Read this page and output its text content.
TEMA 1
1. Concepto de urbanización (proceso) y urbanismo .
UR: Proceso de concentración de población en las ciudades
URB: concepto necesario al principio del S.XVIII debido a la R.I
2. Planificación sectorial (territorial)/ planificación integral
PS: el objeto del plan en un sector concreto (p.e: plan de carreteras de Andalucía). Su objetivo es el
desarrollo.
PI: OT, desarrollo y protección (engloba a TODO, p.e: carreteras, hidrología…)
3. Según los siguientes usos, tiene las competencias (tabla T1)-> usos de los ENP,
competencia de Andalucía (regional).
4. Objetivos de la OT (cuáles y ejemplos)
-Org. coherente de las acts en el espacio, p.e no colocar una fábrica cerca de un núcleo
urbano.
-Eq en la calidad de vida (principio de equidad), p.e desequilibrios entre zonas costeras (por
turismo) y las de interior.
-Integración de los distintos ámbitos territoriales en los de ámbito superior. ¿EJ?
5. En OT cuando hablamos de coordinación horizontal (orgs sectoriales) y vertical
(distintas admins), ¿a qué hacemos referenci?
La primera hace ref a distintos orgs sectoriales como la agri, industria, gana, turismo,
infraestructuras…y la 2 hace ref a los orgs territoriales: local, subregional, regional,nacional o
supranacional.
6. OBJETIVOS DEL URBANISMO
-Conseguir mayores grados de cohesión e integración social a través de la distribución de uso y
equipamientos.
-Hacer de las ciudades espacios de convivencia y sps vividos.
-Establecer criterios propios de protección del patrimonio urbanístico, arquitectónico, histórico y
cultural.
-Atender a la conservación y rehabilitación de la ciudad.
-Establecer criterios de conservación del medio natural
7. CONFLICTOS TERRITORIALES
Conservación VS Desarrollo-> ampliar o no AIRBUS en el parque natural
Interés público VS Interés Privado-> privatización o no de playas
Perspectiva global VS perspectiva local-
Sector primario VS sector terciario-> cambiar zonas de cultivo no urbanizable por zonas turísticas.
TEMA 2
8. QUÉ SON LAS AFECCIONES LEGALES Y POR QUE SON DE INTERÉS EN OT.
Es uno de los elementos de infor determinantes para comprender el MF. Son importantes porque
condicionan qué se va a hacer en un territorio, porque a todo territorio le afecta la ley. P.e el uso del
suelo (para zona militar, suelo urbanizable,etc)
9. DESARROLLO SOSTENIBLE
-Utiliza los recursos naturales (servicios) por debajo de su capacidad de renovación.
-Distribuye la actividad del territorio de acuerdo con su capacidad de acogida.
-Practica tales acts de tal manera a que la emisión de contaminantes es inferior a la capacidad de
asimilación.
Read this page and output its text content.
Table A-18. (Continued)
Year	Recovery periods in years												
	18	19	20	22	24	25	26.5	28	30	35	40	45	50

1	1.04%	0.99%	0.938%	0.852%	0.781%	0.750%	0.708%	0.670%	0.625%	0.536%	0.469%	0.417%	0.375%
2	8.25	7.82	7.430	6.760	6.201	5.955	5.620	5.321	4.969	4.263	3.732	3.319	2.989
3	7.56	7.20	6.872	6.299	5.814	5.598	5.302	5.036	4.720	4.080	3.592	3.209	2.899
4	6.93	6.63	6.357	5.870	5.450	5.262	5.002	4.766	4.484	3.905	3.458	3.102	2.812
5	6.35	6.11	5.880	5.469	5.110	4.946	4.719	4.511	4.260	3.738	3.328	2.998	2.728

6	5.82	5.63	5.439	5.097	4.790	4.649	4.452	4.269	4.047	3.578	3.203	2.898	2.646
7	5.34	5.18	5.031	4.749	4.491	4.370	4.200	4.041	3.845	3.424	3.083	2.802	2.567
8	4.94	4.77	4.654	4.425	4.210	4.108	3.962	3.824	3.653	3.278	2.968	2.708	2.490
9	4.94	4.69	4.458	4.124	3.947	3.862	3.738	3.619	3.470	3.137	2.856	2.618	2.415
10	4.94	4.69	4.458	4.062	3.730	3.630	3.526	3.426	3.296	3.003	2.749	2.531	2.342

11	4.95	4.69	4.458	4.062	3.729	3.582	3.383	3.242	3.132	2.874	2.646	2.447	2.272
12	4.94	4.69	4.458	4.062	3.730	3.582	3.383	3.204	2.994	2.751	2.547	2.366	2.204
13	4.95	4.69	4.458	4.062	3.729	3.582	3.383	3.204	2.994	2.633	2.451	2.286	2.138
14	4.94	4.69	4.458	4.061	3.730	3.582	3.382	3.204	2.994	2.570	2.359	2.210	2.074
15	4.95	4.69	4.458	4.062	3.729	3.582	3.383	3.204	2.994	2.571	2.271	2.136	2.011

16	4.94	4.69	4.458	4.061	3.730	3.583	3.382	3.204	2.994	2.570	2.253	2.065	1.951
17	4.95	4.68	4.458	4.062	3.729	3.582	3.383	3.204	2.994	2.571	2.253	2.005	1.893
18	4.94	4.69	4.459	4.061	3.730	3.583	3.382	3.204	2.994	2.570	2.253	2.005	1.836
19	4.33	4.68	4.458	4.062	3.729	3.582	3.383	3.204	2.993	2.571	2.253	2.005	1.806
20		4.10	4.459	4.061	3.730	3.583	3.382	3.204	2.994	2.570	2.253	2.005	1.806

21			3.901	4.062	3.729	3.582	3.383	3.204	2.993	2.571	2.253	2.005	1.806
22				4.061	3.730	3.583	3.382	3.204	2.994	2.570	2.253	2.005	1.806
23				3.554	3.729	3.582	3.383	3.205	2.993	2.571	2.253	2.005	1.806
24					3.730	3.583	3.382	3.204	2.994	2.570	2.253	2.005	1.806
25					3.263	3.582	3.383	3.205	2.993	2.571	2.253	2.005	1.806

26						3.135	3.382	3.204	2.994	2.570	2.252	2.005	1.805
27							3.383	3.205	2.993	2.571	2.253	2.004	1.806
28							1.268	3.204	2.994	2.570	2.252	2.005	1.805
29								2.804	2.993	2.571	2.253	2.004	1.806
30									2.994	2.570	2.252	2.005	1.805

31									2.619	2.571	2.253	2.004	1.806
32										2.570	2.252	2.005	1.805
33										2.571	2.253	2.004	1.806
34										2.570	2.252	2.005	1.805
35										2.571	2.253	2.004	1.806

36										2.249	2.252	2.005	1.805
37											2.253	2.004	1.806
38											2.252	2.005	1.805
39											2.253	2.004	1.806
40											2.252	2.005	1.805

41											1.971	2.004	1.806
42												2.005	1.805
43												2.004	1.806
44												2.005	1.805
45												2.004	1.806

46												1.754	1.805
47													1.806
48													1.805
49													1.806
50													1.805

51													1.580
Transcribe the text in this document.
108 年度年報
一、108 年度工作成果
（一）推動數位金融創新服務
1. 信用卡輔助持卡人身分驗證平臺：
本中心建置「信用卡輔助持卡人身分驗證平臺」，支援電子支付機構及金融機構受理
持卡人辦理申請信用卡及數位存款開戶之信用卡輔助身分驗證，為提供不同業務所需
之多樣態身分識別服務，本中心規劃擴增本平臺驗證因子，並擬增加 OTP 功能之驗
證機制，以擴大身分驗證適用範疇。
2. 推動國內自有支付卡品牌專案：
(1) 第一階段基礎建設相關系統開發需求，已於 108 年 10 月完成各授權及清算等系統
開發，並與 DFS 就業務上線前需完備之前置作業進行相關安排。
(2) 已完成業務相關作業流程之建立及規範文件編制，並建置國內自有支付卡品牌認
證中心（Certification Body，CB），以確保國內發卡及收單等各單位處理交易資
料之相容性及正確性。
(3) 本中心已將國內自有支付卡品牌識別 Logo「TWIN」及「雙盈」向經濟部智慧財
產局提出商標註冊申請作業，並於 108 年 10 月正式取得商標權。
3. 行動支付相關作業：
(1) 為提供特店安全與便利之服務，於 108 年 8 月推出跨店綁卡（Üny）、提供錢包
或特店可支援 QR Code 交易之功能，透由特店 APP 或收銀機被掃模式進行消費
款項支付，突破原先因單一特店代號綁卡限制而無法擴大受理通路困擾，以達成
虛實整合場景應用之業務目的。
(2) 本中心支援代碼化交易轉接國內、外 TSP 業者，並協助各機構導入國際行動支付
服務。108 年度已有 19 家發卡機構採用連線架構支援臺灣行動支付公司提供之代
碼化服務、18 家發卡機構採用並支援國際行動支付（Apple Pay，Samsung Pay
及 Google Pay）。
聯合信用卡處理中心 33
· · · · ·
# WHAT IS NEEDED
Search the lines for the string "Establecer" and copy every line that has it.

# THE OUTPUT
-Establecer criterios propios de protección del patrimonio urbanístico, arquitectónico, histórico y
-Establecer criterios de conservación del medio natural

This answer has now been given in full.